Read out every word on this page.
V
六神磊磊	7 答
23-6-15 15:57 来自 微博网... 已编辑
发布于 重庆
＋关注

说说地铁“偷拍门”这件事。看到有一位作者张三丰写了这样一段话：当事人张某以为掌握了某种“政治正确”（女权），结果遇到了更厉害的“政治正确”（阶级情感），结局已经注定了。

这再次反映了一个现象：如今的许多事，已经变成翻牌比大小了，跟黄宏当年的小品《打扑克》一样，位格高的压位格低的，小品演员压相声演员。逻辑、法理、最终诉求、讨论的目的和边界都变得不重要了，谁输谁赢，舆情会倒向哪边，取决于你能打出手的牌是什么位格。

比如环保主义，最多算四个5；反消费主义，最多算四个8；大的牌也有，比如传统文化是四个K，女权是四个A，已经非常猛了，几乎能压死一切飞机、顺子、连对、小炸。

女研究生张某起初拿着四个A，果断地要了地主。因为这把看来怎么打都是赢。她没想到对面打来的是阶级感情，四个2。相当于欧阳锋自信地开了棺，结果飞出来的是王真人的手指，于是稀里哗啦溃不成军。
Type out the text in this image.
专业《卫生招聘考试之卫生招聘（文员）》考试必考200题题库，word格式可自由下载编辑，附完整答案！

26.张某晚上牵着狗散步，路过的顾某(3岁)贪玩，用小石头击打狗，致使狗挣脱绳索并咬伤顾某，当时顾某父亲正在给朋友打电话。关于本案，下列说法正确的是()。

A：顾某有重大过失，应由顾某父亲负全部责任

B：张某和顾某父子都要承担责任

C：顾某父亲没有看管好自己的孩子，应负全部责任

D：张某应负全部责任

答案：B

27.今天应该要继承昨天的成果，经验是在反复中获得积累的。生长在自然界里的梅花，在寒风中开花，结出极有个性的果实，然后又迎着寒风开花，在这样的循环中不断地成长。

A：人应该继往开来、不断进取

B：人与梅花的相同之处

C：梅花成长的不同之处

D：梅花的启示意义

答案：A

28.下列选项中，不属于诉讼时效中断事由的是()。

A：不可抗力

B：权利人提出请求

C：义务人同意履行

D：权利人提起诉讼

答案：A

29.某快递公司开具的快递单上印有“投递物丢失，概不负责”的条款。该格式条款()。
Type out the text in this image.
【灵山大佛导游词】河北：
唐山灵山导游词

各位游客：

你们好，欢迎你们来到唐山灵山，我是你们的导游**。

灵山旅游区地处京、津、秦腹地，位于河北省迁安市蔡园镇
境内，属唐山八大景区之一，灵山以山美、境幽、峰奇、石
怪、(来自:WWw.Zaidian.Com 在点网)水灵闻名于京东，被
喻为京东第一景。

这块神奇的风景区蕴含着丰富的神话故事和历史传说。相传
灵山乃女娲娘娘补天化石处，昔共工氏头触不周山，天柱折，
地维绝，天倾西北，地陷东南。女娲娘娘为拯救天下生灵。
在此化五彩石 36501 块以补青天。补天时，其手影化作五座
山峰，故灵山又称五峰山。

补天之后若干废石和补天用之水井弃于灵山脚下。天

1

──────────────────────────────

Work instructions —
Extract all the entries word for word.

Task solution —
Read out every word on this page.
V
六神磊磊	7 答
23-6-15 15:57 来自 微博网... 已编辑
发布于 重庆
＋关注

说说地铁“偷拍门”这件事。看到有一位作者张三丰写了这样一段话：当事人张某以为掌握了某种“政治正确”（女权），结果遇到了更厉害的“政治正确”（阶级情感），结局已经注定了。

这再次反映了一个现象：如今的许多事，已经变成翻牌比大小了，跟黄宏当年的小品《打扑克》一样，位格高的压位格低的，小品演员压相声演员。逻辑、法理、最终诉求、讨论的目的和边界都变得不重要了，谁输谁赢，舆情会倒向哪边，取决于你能打出手的牌是什么位格。

比如环保主义，最多算四个5；反消费主义，最多算四个8；大的牌也有，比如传统文化是四个K，女权是四个A，已经非常猛了，几乎能压死一切飞机、顺子、连对、小炸。

女研究生张某起初拿着四个A，果断地要了地主。因为这把看来怎么打都是赢。她没想到对面打来的是阶级感情，四个2。相当于欧阳锋自信地开了棺，结果飞出来的是王真人的手指，于是稀里哗啦溃不成军。
Type out the text in this image.
专业《卫生招聘考试之卫生招聘（文员）》考试必考200题题库，word格式可自由下载编辑，附完整答案！

26.张某晚上牵着狗散步，路过的顾某(3岁)贪玩，用小石头击打狗，致使狗挣脱绳索并咬伤顾某，当时顾某父亲正在给朋友打电话。关于本案，下列说法正确的是()。

A：顾某有重大过失，应由顾某父亲负全部责任

B：张某和顾某父子都要承担责任

C：顾某父亲没有看管好自己的孩子，应负全部责任

D：张某应负全部责任

答案：B

27.今天应该要继承昨天的成果，经验是在反复中获得积累的。生长在自然界里的梅花，在寒风中开花，结出极有个性的果实，然后又迎着寒风开花，在这样的循环中不断地成长。

A：人应该继往开来、不断进取

B：人与梅花的相同之处

C：梅花成长的不同之处

D：梅花的启示意义

答案：A

28.下列选项中，不属于诉讼时效中断事由的是()。

A：不可抗力

B：权利人提出请求

C：义务人同意履行

D：权利人提起诉讼

答案：A

29.某快递公司开具的快递单上印有“投递物丢失，概不负责”的条款。该格式条款()。
Type out the text in this image.
【灵山大佛导游词】河北：
唐山灵山导游词

各位游客：

你们好，欢迎你们来到唐山灵山，我是你们的导游**。

灵山旅游区地处京、津、秦腹地，位于河北省迁安市蔡园镇
境内，属唐山八大景区之一，灵山以山美、境幽、峰奇、石
怪、(来自:WWw.Zaidian.Com 在点网)水灵闻名于京东，被
喻为京东第一景。

这块神奇的风景区蕴含着丰富的神话故事和历史传说。相传
灵山乃女娲娘娘补天化石处，昔共工氏头触不周山，天柱折，
地维绝，天倾西北，地陷东南。女娲娘娘为拯救天下生灵。
在此化五彩石 36501 块以补青天。补天时，其手影化作五座
山峰，故灵山又称五峰山。

补天之后若干废石和补天用之水井弃于灵山脚下。天

1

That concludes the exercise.